§ Dataset records
══════════

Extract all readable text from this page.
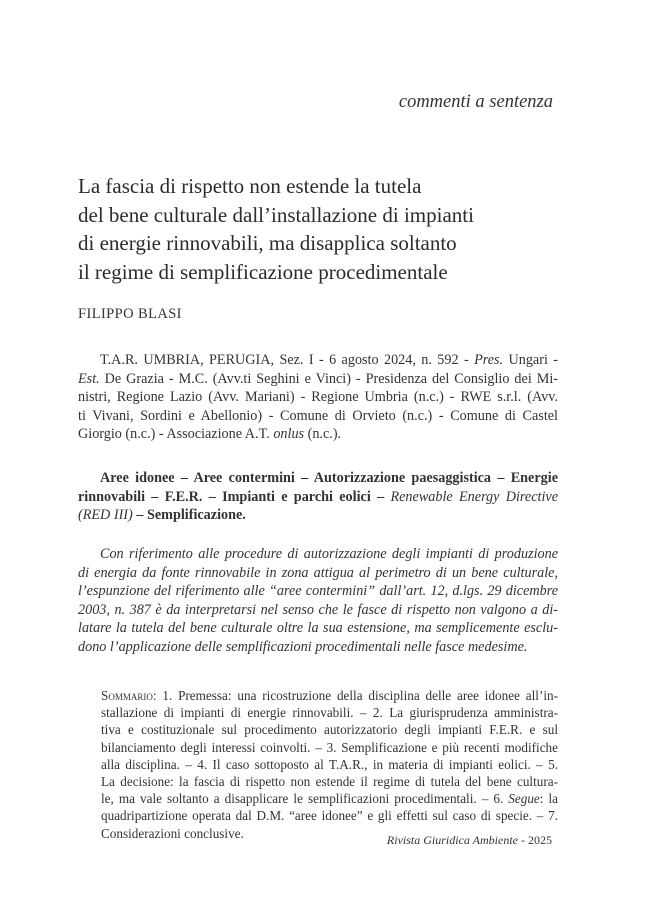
commenti a sentenza
La fascia di rispetto non estende la tutela
del bene culturale dall’installazione di impianti
di energie rinnovabili, ma disapplica soltanto
il regime di semplificazione procedimentale
FILIPPO BLASI
T.A.R. UMBRIA, PERUGIA, Sez. I - 6 agosto 2024, n. 592 - Pres. Ungari -
Est. De Grazia - M.C. (Avv.ti Seghini e Vinci) - Presidenza del Consiglio dei Mi-
nistri, Regione Lazio (Avv. Mariani) - Regione Umbria (n.c.) - RWE s.r.l. (Avv.
ti Vivani, Sordini e Abellonio) - Comune di Orvieto (n.c.) - Comune di Castel
Giorgio (n.c.) - Associazione A.T. onlus (n.c.).
Aree idonee – Aree contermini – Autorizzazione paesaggistica – Energie
rinnovabili – F.E.R. – Impianti e parchi eolici – Renewable Energy Directive
(RED III) – Semplificazione.
Con riferimento alle procedure di autorizzazione degli impianti di produzione
di energia da fonte rinnovabile in zona attigua al perimetro di un bene culturale,
l’espunzione del riferimento alle “aree contermini” dall’art. 12, d.lgs. 29 dicembre
2003, n. 387 è da interpretarsi nel senso che le fasce di rispetto non valgono a di-
latare la tutela del bene culturale oltre la sua estensione, ma semplicemente esclu-
dono l’applicazione delle semplificazioni procedimentali nelle fasce medesime.
Sommario: 1. Premessa: una ricostruzione della disciplina delle aree idonee all’in-
stallazione di impianti di energie rinnovabili. – 2. La giurisprudenza amministra-
tiva e costituzionale sul procedimento autorizzatorio degli impianti F.E.R. e sul
bilanciamento degli interessi coinvolti. – 3. Semplificazione e più recenti modifiche
alla disciplina. – 4. Il caso sottoposto al T.A.R., in materia di impianti eolici. – 5.
La decisione: la fascia di rispetto non estende il regime di tutela del bene cultura-
le, ma vale soltanto a disapplicare le semplificazioni procedimentali. – 6. Segue: la
quadripartizione operata dal D.M. “aree idonee” e gli effetti sul caso di specie. – 7.
Considerazioni conclusive.	Rivista Giuridica Ambiente - 2025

══════════

§ What you are asked to do
Nothing in the entries should change as you copy them, except that the pictures are left out.

§ Final result
Extract all readable text from this page.
commenti a sentenza
La fascia di rispetto non estende la tutela
del bene culturale dall’installazione di impianti
di energie rinnovabili, ma disapplica soltanto
il regime di semplificazione procedimentale
FILIPPO BLASI
T.A.R. UMBRIA, PERUGIA, Sez. I - 6 agosto 2024, n. 592 - Pres. Ungari -
Est. De Grazia - M.C. (Avv.ti Seghini e Vinci) - Presidenza del Consiglio dei Mi-
nistri, Regione Lazio (Avv. Mariani) - Regione Umbria (n.c.) - RWE s.r.l. (Avv.
ti Vivani, Sordini e Abellonio) - Comune di Orvieto (n.c.) - Comune di Castel
Giorgio (n.c.) - Associazione A.T. onlus (n.c.).
Aree idonee – Aree contermini – Autorizzazione paesaggistica – Energie
rinnovabili – F.E.R. – Impianti e parchi eolici – Renewable Energy Directive
(RED III) – Semplificazione.
Con riferimento alle procedure di autorizzazione degli impianti di produzione
di energia da fonte rinnovabile in zona attigua al perimetro di un bene culturale,
l’espunzione del riferimento alle “aree contermini” dall’art. 12, d.lgs. 29 dicembre
2003, n. 387 è da interpretarsi nel senso che le fasce di rispetto non valgono a di-
latare la tutela del bene culturale oltre la sua estensione, ma semplicemente esclu-
dono l’applicazione delle semplificazioni procedimentali nelle fasce medesime.
Sommario: 1. Premessa: una ricostruzione della disciplina delle aree idonee all’in-
stallazione di impianti di energie rinnovabili. – 2. La giurisprudenza amministra-
tiva e costituzionale sul procedimento autorizzatorio degli impianti F.E.R. e sul
bilanciamento degli interessi coinvolti. – 3. Semplificazione e più recenti modifiche
alla disciplina. – 4. Il caso sottoposto al T.A.R., in materia di impianti eolici. – 5.
La decisione: la fascia di rispetto non estende il regime di tutela del bene cultura-
le, ma vale soltanto a disapplicare le semplificazioni procedimentali. – 6. Segue: la
quadripartizione operata dal D.M. “aree idonee” e gli effetti sul caso di specie. – 7.
Considerazioni conclusive.	Rivista Giuridica Ambiente - 2025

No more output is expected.